------ Exercise material ------
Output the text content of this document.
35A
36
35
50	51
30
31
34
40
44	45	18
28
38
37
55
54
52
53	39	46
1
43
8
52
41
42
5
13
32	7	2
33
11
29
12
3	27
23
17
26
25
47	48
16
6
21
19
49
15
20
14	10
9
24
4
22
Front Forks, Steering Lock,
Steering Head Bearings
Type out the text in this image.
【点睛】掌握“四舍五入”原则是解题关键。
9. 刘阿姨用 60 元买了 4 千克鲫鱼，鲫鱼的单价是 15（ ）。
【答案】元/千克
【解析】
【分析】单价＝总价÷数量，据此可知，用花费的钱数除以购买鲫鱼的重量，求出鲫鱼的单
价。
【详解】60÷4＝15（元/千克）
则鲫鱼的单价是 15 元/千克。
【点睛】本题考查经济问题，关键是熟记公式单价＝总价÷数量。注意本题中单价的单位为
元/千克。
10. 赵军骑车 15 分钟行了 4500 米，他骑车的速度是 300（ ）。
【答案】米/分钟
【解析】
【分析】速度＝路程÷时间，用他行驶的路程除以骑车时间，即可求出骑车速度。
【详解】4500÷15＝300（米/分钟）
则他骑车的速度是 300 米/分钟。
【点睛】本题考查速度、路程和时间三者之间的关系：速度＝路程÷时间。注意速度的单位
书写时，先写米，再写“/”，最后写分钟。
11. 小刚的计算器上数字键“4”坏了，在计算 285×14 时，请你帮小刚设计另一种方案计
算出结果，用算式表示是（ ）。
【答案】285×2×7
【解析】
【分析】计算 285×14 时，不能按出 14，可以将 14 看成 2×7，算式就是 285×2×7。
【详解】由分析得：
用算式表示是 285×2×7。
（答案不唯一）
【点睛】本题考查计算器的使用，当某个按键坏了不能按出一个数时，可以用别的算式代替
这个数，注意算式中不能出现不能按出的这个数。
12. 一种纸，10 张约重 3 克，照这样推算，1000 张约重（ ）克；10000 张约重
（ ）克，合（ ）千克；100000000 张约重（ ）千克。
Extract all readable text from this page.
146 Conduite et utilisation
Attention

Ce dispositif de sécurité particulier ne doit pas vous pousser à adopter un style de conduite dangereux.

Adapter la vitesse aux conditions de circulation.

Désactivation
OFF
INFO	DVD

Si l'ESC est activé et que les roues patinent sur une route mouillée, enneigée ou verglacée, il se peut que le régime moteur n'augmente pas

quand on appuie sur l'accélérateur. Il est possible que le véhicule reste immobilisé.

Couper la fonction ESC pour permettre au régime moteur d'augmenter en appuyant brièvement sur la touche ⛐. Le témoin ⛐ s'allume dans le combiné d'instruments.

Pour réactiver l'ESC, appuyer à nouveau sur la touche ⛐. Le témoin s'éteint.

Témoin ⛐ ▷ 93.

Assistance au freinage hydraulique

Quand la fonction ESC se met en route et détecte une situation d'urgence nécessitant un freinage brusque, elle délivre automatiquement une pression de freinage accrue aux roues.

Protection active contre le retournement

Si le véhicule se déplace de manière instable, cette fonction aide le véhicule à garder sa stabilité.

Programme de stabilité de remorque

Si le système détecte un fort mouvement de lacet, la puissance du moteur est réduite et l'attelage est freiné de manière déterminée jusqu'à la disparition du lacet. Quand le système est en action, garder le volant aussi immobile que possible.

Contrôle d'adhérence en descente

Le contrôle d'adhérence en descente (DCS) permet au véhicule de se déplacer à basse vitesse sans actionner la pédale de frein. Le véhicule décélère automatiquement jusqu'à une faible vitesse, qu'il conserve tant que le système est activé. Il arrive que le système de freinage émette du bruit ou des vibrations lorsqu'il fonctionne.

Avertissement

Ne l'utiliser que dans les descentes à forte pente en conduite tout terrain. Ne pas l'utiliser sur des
------
Instruction - Write the whole listing out again. Keep every line exactly as it is.

Written response -
Output the text content of this document.
35A
36
35
50	51
30
31
34
40
44	45	18
28
38
37
55
54
52
53	39	46
1
43
8
52
41
42
5
13
32	7	2
33
11
29
12
3	27
23
17
26
25
47	48
16
6
21
19
49
15
20
14	10
9
24
4
22
Front Forks, Steering Lock,
Steering Head Bearings
Type out the text in this image.
【点睛】掌握“四舍五入”原则是解题关键。
9. 刘阿姨用 60 元买了 4 千克鲫鱼，鲫鱼的单价是 15（ ）。
【答案】元/千克
【解析】
【分析】单价＝总价÷数量，据此可知，用花费的钱数除以购买鲫鱼的重量，求出鲫鱼的单
价。
【详解】60÷4＝15（元/千克）
则鲫鱼的单价是 15 元/千克。
【点睛】本题考查经济问题，关键是熟记公式单价＝总价÷数量。注意本题中单价的单位为
元/千克。
10. 赵军骑车 15 分钟行了 4500 米，他骑车的速度是 300（ ）。
【答案】米/分钟
【解析】
【分析】速度＝路程÷时间，用他行驶的路程除以骑车时间，即可求出骑车速度。
【详解】4500÷15＝300（米/分钟）
则他骑车的速度是 300 米/分钟。
【点睛】本题考查速度、路程和时间三者之间的关系：速度＝路程÷时间。注意速度的单位
书写时，先写米，再写“/”，最后写分钟。
11. 小刚的计算器上数字键“4”坏了，在计算 285×14 时，请你帮小刚设计另一种方案计
算出结果，用算式表示是（ ）。
【答案】285×2×7
【解析】
【分析】计算 285×14 时，不能按出 14，可以将 14 看成 2×7，算式就是 285×2×7。
【详解】由分析得：
用算式表示是 285×2×7。
（答案不唯一）
【点睛】本题考查计算器的使用，当某个按键坏了不能按出一个数时，可以用别的算式代替
这个数，注意算式中不能出现不能按出的这个数。
12. 一种纸，10 张约重 3 克，照这样推算，1000 张约重（ ）克；10000 张约重
（ ）克，合（ ）千克；100000000 张约重（ ）千克。
Extract all readable text from this page.
146 Conduite et utilisation
Attention

Ce dispositif de sécurité particulier ne doit pas vous pousser à adopter un style de conduite dangereux.

Adapter la vitesse aux conditions de circulation.

Désactivation
OFF
INFO	DVD

Si l'ESC est activé et que les roues patinent sur une route mouillée, enneigée ou verglacée, il se peut que le régime moteur n'augmente pas

quand on appuie sur l'accélérateur. Il est possible que le véhicule reste immobilisé.

Couper la fonction ESC pour permettre au régime moteur d'augmenter en appuyant brièvement sur la touche ⛐. Le témoin ⛐ s'allume dans le combiné d'instruments.

Pour réactiver l'ESC, appuyer à nouveau sur la touche ⛐. Le témoin s'éteint.

Témoin ⛐ ▷ 93.

Assistance au freinage hydraulique

Quand la fonction ESC se met en route et détecte une situation d'urgence nécessitant un freinage brusque, elle délivre automatiquement une pression de freinage accrue aux roues.

Protection active contre le retournement

Si le véhicule se déplace de manière instable, cette fonction aide le véhicule à garder sa stabilité.

Programme de stabilité de remorque

Si le système détecte un fort mouvement de lacet, la puissance du moteur est réduite et l'attelage est freiné de manière déterminée jusqu'à la disparition du lacet. Quand le système est en action, garder le volant aussi immobile que possible.

Contrôle d'adhérence en descente

Le contrôle d'adhérence en descente (DCS) permet au véhicule de se déplacer à basse vitesse sans actionner la pédale de frein. Le véhicule décélère automatiquement jusqu'à une faible vitesse, qu'il conserve tant que le système est activé. Il arrive que le système de freinage émette du bruit ou des vibrations lorsqu'il fonctionne.

Avertissement

Ne l'utiliser que dans les descentes à forte pente en conduite tout terrain. Ne pas l'utiliser sur des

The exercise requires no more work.